---- Input for this task
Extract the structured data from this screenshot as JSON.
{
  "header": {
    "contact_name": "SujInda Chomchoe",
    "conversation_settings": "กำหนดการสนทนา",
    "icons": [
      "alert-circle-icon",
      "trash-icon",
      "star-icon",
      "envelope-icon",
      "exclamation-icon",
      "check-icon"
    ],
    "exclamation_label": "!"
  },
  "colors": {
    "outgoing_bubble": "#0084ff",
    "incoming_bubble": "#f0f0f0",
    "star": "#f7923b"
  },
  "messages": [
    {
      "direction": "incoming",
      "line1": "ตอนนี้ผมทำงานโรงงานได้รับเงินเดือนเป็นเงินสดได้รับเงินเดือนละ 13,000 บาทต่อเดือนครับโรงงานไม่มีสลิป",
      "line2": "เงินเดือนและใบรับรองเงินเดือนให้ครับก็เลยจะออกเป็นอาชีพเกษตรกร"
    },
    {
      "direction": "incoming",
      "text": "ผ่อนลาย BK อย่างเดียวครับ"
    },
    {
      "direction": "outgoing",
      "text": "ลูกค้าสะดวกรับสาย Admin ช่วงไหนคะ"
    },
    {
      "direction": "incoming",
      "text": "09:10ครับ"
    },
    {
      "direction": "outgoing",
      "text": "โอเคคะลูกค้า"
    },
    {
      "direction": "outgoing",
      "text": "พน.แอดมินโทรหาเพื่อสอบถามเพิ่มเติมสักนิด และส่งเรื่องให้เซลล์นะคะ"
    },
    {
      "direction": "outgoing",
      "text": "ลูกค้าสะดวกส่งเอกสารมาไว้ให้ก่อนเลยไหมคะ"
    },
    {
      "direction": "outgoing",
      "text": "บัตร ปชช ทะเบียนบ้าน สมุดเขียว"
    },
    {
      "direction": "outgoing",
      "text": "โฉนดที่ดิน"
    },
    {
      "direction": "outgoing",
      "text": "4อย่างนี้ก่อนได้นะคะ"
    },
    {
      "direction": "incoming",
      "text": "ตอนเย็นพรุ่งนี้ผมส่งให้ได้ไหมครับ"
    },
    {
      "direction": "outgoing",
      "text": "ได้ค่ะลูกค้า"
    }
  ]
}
--------
## Set task
Please reproduce every line of the material word for word.

## Output of the task
Extract the structured data from this screenshot as JSON.
{
  "header": {
    "contact_name": "SujInda Chomchoe",
    "conversation_settings": "กำหนดการสนทนา",
    "icons": [
      "alert-circle-icon",
      "trash-icon",
      "star-icon",
      "envelope-icon",
      "exclamation-icon",
      "check-icon"
    ],
    "exclamation_label": "!"
  },
  "colors": {
    "outgoing_bubble": "#0084ff",
    "incoming_bubble": "#f0f0f0",
    "star": "#f7923b"
  },
  "messages": [
    {
      "direction": "incoming",
      "line1": "ตอนนี้ผมทำงานโรงงานได้รับเงินเดือนเป็นเงินสดได้รับเงินเดือนละ 13,000 บาทต่อเดือนครับโรงงานไม่มีสลิป",
      "line2": "เงินเดือนและใบรับรองเงินเดือนให้ครับก็เลยจะออกเป็นอาชีพเกษตรกร"
    },
    {
      "direction": "incoming",
      "text": "ผ่อนลาย BK อย่างเดียวครับ"
    },
    {
      "direction": "outgoing",
      "text": "ลูกค้าสะดวกรับสาย Admin ช่วงไหนคะ"
    },
    {
      "direction": "incoming",
      "text": "09:10ครับ"
    },
    {
      "direction": "outgoing",
      "text": "โอเคคะลูกค้า"
    },
    {
      "direction": "outgoing",
      "text": "พน.แอดมินโทรหาเพื่อสอบถามเพิ่มเติมสักนิด และส่งเรื่องให้เซลล์นะคะ"
    },
    {
      "direction": "outgoing",
      "text": "ลูกค้าสะดวกส่งเอกสารมาไว้ให้ก่อนเลยไหมคะ"
    },
    {
      "direction": "outgoing",
      "text": "บัตร ปชช ทะเบียนบ้าน สมุดเขียว"
    },
    {
      "direction": "outgoing",
      "text": "โฉนดที่ดิน"
    },
    {
      "direction": "outgoing",
      "text": "4อย่างนี้ก่อนได้นะคะ"
    },
    {
      "direction": "incoming",
      "text": "ตอนเย็นพรุ่งนี้ผมส่งให้ได้ไหมครับ"
    },
    {
      "direction": "outgoing",
      "text": "ได้ค่ะลูกค้า"
    }
  ]
}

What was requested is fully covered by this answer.